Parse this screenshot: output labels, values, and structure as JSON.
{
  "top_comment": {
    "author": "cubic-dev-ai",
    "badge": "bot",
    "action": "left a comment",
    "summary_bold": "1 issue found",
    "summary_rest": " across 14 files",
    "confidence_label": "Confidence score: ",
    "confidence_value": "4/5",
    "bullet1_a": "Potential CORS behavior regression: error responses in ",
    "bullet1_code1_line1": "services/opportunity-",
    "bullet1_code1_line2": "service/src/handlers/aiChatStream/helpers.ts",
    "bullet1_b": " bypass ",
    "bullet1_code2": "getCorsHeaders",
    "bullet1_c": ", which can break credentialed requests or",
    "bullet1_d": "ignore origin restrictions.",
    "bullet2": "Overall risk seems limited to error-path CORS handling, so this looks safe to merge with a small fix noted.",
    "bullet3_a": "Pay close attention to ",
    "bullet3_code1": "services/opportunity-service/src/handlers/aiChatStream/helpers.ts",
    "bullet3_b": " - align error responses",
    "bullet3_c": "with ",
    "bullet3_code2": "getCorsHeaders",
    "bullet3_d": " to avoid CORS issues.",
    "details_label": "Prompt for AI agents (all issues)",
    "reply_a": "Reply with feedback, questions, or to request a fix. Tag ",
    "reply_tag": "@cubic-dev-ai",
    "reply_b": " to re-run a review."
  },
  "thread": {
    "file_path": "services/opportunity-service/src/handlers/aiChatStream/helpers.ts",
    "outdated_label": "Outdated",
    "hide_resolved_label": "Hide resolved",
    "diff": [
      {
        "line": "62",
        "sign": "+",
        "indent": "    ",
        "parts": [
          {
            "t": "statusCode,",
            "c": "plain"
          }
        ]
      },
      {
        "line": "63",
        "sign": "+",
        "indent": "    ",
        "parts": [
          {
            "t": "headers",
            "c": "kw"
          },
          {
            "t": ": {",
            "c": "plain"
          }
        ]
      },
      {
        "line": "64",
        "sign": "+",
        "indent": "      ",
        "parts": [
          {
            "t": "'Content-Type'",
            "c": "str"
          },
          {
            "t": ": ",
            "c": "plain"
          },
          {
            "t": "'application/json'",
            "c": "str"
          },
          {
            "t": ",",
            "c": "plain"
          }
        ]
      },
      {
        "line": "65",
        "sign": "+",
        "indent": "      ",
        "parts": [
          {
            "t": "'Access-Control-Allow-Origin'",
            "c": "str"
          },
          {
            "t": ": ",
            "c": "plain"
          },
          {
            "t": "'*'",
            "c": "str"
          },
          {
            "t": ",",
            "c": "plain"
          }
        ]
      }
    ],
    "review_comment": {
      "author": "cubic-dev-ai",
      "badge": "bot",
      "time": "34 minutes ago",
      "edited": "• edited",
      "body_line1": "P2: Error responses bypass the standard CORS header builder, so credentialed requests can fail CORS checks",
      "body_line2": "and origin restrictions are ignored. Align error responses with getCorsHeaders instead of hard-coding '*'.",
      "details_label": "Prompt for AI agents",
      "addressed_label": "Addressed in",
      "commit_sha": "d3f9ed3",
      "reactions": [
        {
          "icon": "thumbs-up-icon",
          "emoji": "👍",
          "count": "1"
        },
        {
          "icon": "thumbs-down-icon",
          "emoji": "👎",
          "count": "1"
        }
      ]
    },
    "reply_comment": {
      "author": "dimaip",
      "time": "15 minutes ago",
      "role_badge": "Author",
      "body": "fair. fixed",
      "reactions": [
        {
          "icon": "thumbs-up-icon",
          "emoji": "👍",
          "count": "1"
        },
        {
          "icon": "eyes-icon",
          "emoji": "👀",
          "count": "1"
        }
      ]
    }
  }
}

★ ★ ★

Among the entries, how many lines include the word "responses"? Answer with a single number and nothing further.

### [Exercise result]
4